JOB >> Leave out the images and repeat the listing below without a single change.

---- RECORDS FOR THIS TASK

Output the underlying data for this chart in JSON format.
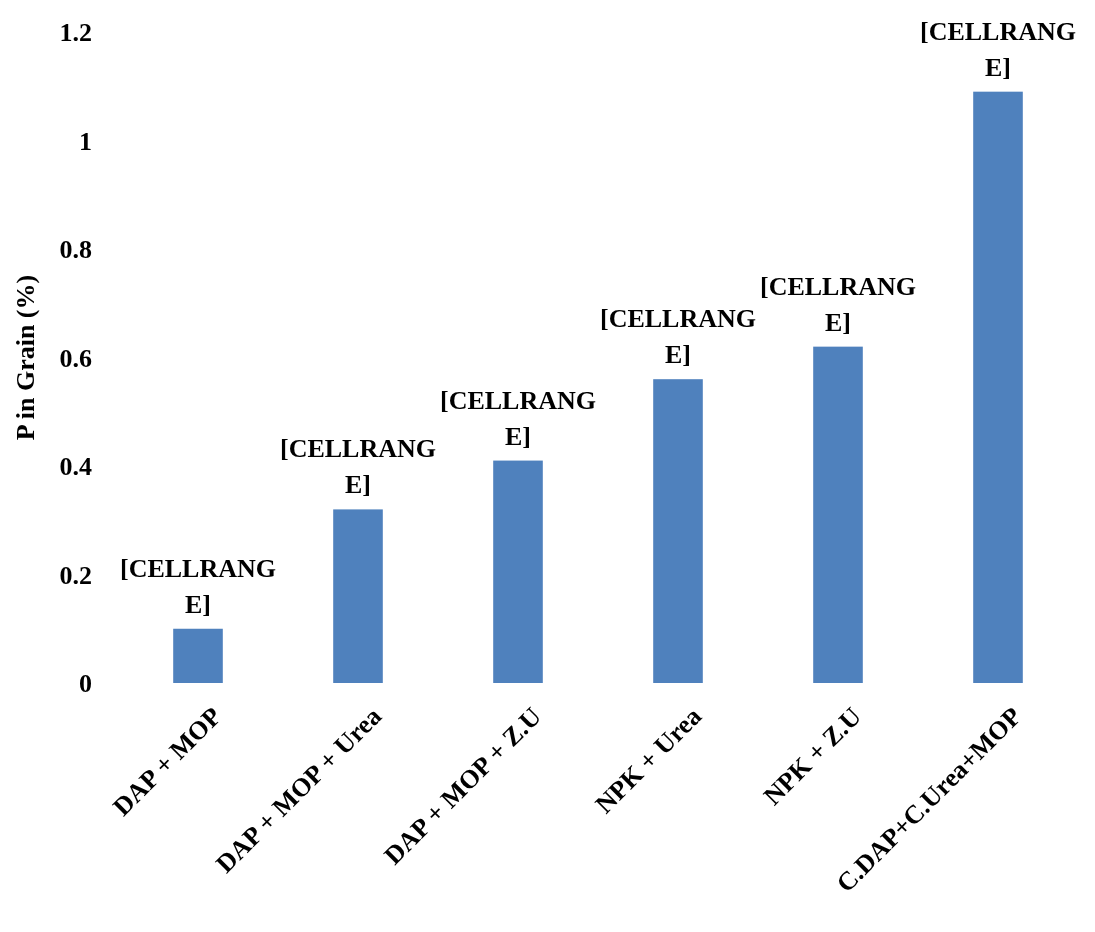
{
  "chart_data": {
    "type": "bar",
    "ylabel": "P in Grain (%)",
    "categories": [
      "DAP + MOP",
      "DAP + MOP + Urea",
      "DAP + MOP + Z.U",
      "NPK + Urea",
      "NPK + Z.U",
      "C.DAP+C.Urea+MOP"
    ],
    "values": [
      0.1,
      0.32,
      0.41,
      0.56,
      0.62,
      1.09
    ],
    "value_labels": [
      "[CELLRANGE]",
      "[CELLRANGE]",
      "[CELLRANGE]",
      "[CELLRANGE]",
      "[CELLRANGE]",
      "[CELLRANGE]"
    ],
    "color": "#4f81bd",
    "ylim": [
      0,
      1.2
    ],
    "yticks": [
      0,
      0.2,
      0.4,
      0.6,
      0.8,
      1,
      1.2
    ],
    "grid": false
  }
}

--------

TASK SOLUTION >>
Output the underlying data for this chart in JSON format.
{
  "chart_data": {
    "type": "bar",
    "ylabel": "P in Grain (%)",
    "categories": [
      "DAP + MOP",
      "DAP + MOP + Urea",
      "DAP + MOP + Z.U",
      "NPK + Urea",
      "NPK + Z.U",
      "C.DAP+C.Urea+MOP"
    ],
    "values": [
      0.1,
      0.32,
      0.41,
      0.56,
      0.62,
      1.09
    ],
    "value_labels": [
      "[CELLRANGE]",
      "[CELLRANGE]",
      "[CELLRANGE]",
      "[CELLRANGE]",
      "[CELLRANGE]",
      "[CELLRANGE]"
    ],
    "color": "#4f81bd",
    "ylim": [
      0,
      1.2
    ],
    "yticks": [
      0,
      0.2,
      0.4,
      0.6,
      0.8,
      1,
      1.2
    ],
    "grid": false
  }
}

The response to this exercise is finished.